WHAT IS BEING ASKED:
Collect the lines of the entries where "cause" shows up.

RECORDS SUPPLIED:
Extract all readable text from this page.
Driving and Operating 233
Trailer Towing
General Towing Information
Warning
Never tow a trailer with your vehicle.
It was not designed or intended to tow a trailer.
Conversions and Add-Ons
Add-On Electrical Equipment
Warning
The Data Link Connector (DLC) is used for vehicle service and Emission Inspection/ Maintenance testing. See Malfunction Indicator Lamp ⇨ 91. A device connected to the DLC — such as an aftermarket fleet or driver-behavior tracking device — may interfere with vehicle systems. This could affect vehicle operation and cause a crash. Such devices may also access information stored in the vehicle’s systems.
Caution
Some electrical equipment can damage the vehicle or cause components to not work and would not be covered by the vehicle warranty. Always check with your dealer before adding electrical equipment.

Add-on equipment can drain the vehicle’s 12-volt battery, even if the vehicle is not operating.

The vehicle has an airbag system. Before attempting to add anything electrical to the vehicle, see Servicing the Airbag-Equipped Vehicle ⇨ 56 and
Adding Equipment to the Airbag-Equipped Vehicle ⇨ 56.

SOLUTION:
The Data Link Connector (DLC) is used for vehicle service and Emission Inspection/ Maintenance testing. See Malfunction Indicator Lamp ⇨ 91. A device connected to the DLC — such as an aftermarket fleet or driver-behavior tracking device — may interfere with vehicle systems. This could affect vehicle operation and cause a crash. Such devices may also access information stored in the vehicle’s systems.
Some electrical equipment can damage the vehicle or cause components to not work and would not be covered by the vehicle warranty. Always check with your dealer before adding electrical equipment.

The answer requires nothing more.